begin

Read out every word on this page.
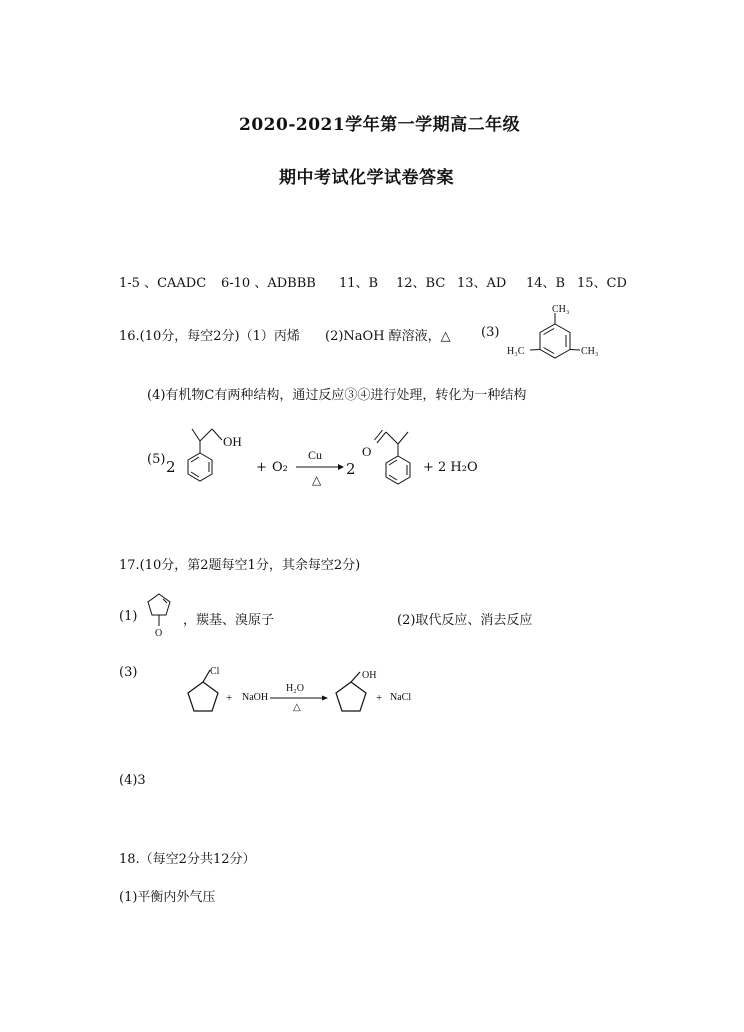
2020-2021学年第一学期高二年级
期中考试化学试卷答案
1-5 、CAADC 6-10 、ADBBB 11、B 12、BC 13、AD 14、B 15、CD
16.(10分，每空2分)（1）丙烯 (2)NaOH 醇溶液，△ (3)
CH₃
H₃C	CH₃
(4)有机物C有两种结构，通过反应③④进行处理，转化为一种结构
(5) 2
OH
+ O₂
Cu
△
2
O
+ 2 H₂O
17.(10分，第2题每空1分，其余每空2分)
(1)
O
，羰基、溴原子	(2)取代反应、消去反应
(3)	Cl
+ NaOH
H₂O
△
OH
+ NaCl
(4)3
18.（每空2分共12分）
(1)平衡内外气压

end

# [WHAT YOU WILL DO]
Copy every line of the data word for word, omitting the images.

# [RESULT FOR THIS TASK]
Read out every word on this page.
2020-2021学年第一学期高二年级
期中考试化学试卷答案
1-5 、CAADC 6-10 、ADBBB 11、B 12、BC 13、AD 14、B 15、CD
16.(10分，每空2分)（1）丙烯 (2)NaOH 醇溶液，△ (3)
CH₃
H₃C	CH₃
(4)有机物C有两种结构，通过反应③④进行处理，转化为一种结构
(5) 2
OH
+ O₂
Cu
△
2
O
+ 2 H₂O
17.(10分，第2题每空1分，其余每空2分)
(1)
O
，羰基、溴原子	(2)取代反应、消去反应
(3)	Cl
+ NaOH
H₂O
△
OH
+ NaCl
(4)3
18.（每空2分共12分）
(1)平衡内外气压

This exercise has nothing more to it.